[DIRECTIONS]
Each line below should be retyped exactly, with no pictures.

[EXTRACTED RECORDS]
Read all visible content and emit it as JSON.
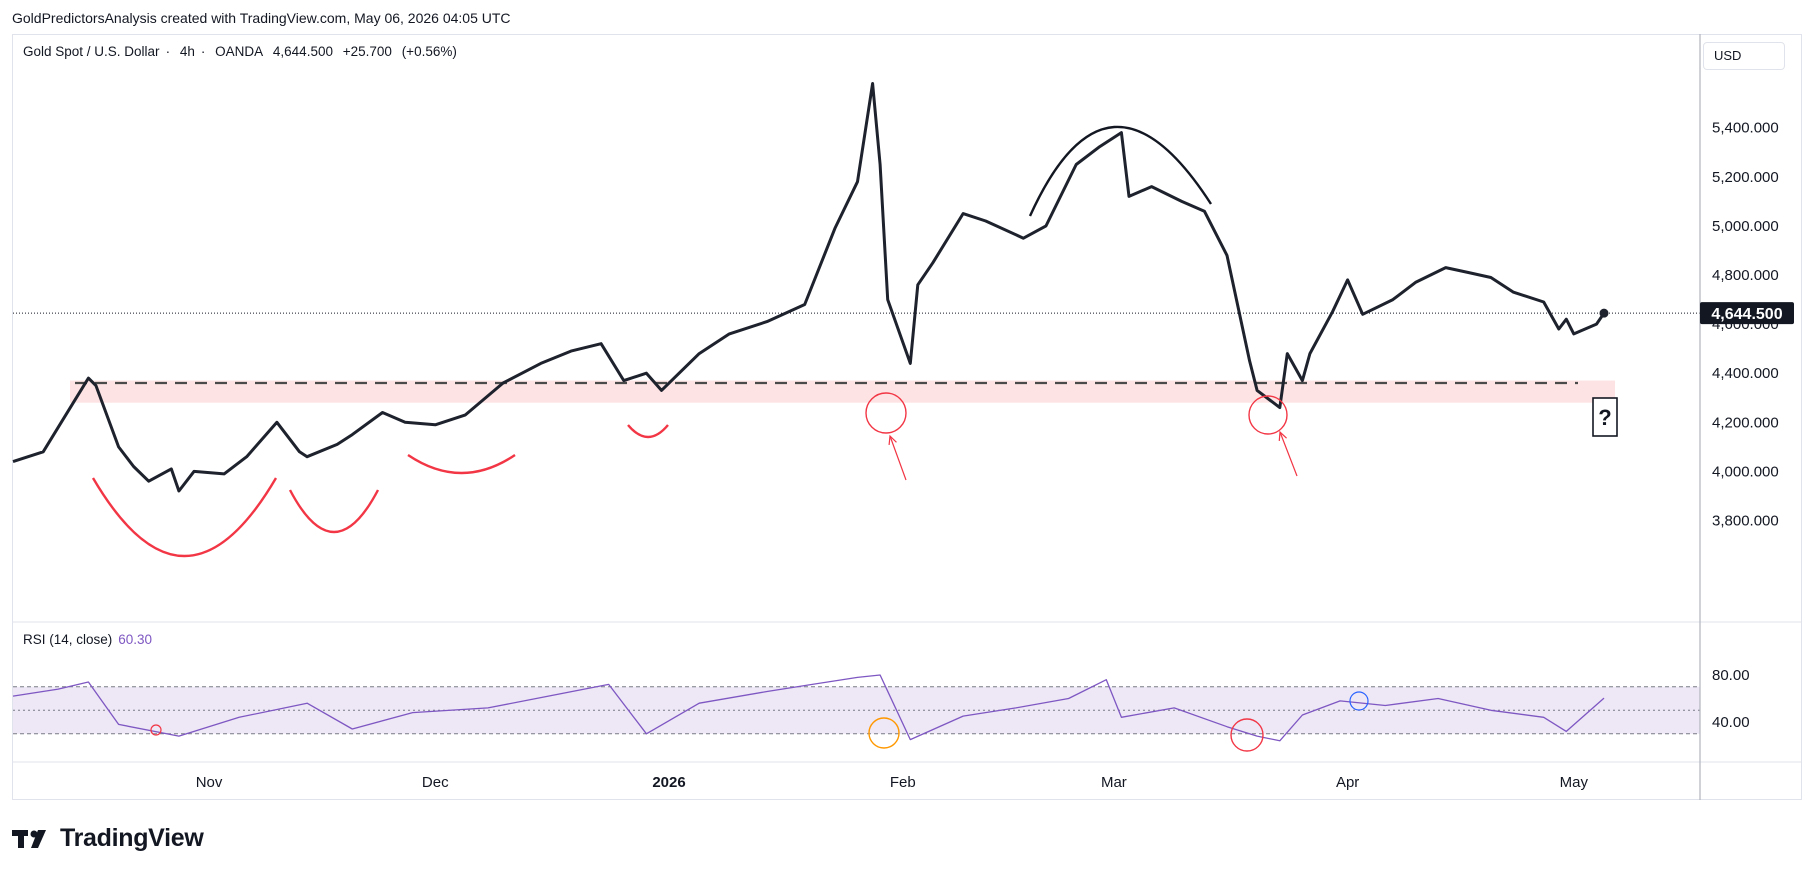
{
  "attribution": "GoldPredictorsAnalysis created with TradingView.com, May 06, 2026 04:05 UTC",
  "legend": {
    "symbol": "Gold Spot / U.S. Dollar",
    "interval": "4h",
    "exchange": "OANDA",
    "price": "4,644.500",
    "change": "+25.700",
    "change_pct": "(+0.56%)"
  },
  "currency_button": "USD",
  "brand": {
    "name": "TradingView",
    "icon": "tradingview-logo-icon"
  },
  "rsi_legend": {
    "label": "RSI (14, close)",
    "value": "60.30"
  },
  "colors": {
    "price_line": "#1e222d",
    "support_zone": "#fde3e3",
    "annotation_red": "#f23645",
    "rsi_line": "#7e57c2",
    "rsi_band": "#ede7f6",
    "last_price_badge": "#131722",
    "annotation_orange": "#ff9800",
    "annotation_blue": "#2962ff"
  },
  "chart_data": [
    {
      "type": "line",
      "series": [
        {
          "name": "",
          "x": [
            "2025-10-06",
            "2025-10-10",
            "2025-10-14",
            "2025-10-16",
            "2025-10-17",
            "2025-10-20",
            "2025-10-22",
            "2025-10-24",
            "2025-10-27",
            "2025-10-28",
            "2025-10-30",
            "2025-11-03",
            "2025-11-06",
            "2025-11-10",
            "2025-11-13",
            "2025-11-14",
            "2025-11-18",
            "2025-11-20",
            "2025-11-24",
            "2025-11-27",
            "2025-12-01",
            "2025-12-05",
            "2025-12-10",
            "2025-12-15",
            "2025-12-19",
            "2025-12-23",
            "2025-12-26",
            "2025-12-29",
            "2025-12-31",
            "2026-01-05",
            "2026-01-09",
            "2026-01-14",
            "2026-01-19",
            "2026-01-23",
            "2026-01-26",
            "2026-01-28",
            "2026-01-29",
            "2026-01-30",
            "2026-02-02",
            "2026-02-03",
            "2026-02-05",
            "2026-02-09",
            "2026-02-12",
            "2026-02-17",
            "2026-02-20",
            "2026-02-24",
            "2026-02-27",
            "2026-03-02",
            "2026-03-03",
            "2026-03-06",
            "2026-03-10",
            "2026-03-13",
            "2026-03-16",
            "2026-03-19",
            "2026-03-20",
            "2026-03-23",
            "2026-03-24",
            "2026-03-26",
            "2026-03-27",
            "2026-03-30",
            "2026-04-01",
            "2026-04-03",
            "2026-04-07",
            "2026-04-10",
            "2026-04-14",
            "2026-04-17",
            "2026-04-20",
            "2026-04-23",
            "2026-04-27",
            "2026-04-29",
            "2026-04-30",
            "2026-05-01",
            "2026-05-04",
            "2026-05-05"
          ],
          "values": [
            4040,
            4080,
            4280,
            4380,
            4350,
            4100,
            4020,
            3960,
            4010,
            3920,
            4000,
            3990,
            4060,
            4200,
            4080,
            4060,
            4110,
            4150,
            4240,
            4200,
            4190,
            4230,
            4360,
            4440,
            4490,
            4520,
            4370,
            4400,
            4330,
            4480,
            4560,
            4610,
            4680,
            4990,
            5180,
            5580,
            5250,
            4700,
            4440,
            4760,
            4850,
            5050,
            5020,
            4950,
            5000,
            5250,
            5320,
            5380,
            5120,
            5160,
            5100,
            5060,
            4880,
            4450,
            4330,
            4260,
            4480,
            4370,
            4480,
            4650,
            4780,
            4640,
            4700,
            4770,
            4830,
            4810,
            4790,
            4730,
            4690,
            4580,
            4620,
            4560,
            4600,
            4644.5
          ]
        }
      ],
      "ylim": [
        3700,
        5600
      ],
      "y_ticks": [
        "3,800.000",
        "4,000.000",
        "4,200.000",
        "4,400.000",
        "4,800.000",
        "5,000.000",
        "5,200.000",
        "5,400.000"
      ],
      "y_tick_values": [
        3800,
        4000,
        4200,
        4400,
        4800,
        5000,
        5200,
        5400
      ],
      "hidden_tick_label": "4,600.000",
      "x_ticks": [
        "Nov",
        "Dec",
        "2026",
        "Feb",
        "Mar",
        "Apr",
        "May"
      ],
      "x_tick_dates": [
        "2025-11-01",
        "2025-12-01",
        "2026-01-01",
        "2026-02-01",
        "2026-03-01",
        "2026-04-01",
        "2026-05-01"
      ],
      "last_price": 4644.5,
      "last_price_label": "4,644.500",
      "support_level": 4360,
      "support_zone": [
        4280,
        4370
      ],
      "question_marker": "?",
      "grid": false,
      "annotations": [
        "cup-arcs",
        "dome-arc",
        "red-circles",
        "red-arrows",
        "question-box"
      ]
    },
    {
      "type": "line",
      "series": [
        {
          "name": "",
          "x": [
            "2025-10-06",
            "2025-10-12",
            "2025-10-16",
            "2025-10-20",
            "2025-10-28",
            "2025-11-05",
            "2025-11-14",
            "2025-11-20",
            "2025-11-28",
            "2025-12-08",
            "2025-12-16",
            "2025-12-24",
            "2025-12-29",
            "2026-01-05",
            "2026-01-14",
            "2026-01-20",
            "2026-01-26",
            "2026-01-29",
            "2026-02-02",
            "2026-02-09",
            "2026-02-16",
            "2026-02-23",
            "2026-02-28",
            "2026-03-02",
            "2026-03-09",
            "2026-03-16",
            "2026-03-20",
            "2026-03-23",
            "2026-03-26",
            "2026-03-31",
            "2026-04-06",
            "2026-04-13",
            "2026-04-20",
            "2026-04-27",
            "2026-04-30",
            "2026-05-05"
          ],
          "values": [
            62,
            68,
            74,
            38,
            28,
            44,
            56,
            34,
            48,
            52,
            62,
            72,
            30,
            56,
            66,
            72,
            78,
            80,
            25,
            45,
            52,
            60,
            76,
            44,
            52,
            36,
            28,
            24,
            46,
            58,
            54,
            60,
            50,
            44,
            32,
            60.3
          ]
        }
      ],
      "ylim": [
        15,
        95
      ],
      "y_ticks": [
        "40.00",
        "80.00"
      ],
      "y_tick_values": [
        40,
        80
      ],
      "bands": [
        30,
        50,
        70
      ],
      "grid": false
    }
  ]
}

[OUTPUT]
Read all visible content and emit it as JSON.
{
  "attribution": "GoldPredictorsAnalysis created with TradingView.com, May 06, 2026 04:05 UTC",
  "legend": {
    "symbol": "Gold Spot / U.S. Dollar",
    "interval": "4h",
    "exchange": "OANDA",
    "price": "4,644.500",
    "change": "+25.700",
    "change_pct": "(+0.56%)"
  },
  "currency_button": "USD",
  "brand": {
    "name": "TradingView",
    "icon": "tradingview-logo-icon"
  },
  "rsi_legend": {
    "label": "RSI (14, close)",
    "value": "60.30"
  },
  "colors": {
    "price_line": "#1e222d",
    "support_zone": "#fde3e3",
    "annotation_red": "#f23645",
    "rsi_line": "#7e57c2",
    "rsi_band": "#ede7f6",
    "last_price_badge": "#131722",
    "annotation_orange": "#ff9800",
    "annotation_blue": "#2962ff"
  },
  "chart_data": [
    {
      "type": "line",
      "series": [
        {
          "name": "",
          "x": [
            "2025-10-06",
            "2025-10-10",
            "2025-10-14",
            "2025-10-16",
            "2025-10-17",
            "2025-10-20",
            "2025-10-22",
            "2025-10-24",
            "2025-10-27",
            "2025-10-28",
            "2025-10-30",
            "2025-11-03",
            "2025-11-06",
            "2025-11-10",
            "2025-11-13",
            "2025-11-14",
            "2025-11-18",
            "2025-11-20",
            "2025-11-24",
            "2025-11-27",
            "2025-12-01",
            "2025-12-05",
            "2025-12-10",
            "2025-12-15",
            "2025-12-19",
            "2025-12-23",
            "2025-12-26",
            "2025-12-29",
            "2025-12-31",
            "2026-01-05",
            "2026-01-09",
            "2026-01-14",
            "2026-01-19",
            "2026-01-23",
            "2026-01-26",
            "2026-01-28",
            "2026-01-29",
            "2026-01-30",
            "2026-02-02",
            "2026-02-03",
            "2026-02-05",
            "2026-02-09",
            "2026-02-12",
            "2026-02-17",
            "2026-02-20",
            "2026-02-24",
            "2026-02-27",
            "2026-03-02",
            "2026-03-03",
            "2026-03-06",
            "2026-03-10",
            "2026-03-13",
            "2026-03-16",
            "2026-03-19",
            "2026-03-20",
            "2026-03-23",
            "2026-03-24",
            "2026-03-26",
            "2026-03-27",
            "2026-03-30",
            "2026-04-01",
            "2026-04-03",
            "2026-04-07",
            "2026-04-10",
            "2026-04-14",
            "2026-04-17",
            "2026-04-20",
            "2026-04-23",
            "2026-04-27",
            "2026-04-29",
            "2026-04-30",
            "2026-05-01",
            "2026-05-04",
            "2026-05-05"
          ],
          "values": [
            4040,
            4080,
            4280,
            4380,
            4350,
            4100,
            4020,
            3960,
            4010,
            3920,
            4000,
            3990,
            4060,
            4200,
            4080,
            4060,
            4110,
            4150,
            4240,
            4200,
            4190,
            4230,
            4360,
            4440,
            4490,
            4520,
            4370,
            4400,
            4330,
            4480,
            4560,
            4610,
            4680,
            4990,
            5180,
            5580,
            5250,
            4700,
            4440,
            4760,
            4850,
            5050,
            5020,
            4950,
            5000,
            5250,
            5320,
            5380,
            5120,
            5160,
            5100,
            5060,
            4880,
            4450,
            4330,
            4260,
            4480,
            4370,
            4480,
            4650,
            4780,
            4640,
            4700,
            4770,
            4830,
            4810,
            4790,
            4730,
            4690,
            4580,
            4620,
            4560,
            4600,
            4644.5
          ]
        }
      ],
      "ylim": [
        3700,
        5600
      ],
      "y_ticks": [
        "3,800.000",
        "4,000.000",
        "4,200.000",
        "4,400.000",
        "4,800.000",
        "5,000.000",
        "5,200.000",
        "5,400.000"
      ],
      "y_tick_values": [
        3800,
        4000,
        4200,
        4400,
        4800,
        5000,
        5200,
        5400
      ],
      "hidden_tick_label": "4,600.000",
      "x_ticks": [
        "Nov",
        "Dec",
        "2026",
        "Feb",
        "Mar",
        "Apr",
        "May"
      ],
      "x_tick_dates": [
        "2025-11-01",
        "2025-12-01",
        "2026-01-01",
        "2026-02-01",
        "2026-03-01",
        "2026-04-01",
        "2026-05-01"
      ],
      "last_price": 4644.5,
      "last_price_label": "4,644.500",
      "support_level": 4360,
      "support_zone": [
        4280,
        4370
      ],
      "question_marker": "?",
      "grid": false,
      "annotations": [
        "cup-arcs",
        "dome-arc",
        "red-circles",
        "red-arrows",
        "question-box"
      ]
    },
    {
      "type": "line",
      "series": [
        {
          "name": "",
          "x": [
            "2025-10-06",
            "2025-10-12",
            "2025-10-16",
            "2025-10-20",
            "2025-10-28",
            "2025-11-05",
            "2025-11-14",
            "2025-11-20",
            "2025-11-28",
            "2025-12-08",
            "2025-12-16",
            "2025-12-24",
            "2025-12-29",
            "2026-01-05",
            "2026-01-14",
            "2026-01-20",
            "2026-01-26",
            "2026-01-29",
            "2026-02-02",
            "2026-02-09",
            "2026-02-16",
            "2026-02-23",
            "2026-02-28",
            "2026-03-02",
            "2026-03-09",
            "2026-03-16",
            "2026-03-20",
            "2026-03-23",
            "2026-03-26",
            "2026-03-31",
            "2026-04-06",
            "2026-04-13",
            "2026-04-20",
            "2026-04-27",
            "2026-04-30",
            "2026-05-05"
          ],
          "values": [
            62,
            68,
            74,
            38,
            28,
            44,
            56,
            34,
            48,
            52,
            62,
            72,
            30,
            56,
            66,
            72,
            78,
            80,
            25,
            45,
            52,
            60,
            76,
            44,
            52,
            36,
            28,
            24,
            46,
            58,
            54,
            60,
            50,
            44,
            32,
            60.3
          ]
        }
      ],
      "ylim": [
        15,
        95
      ],
      "y_ticks": [
        "40.00",
        "80.00"
      ],
      "y_tick_values": [
        40,
        80
      ],
      "bands": [
        30,
        50,
        70
      ],
      "grid": false
    }
  ]
}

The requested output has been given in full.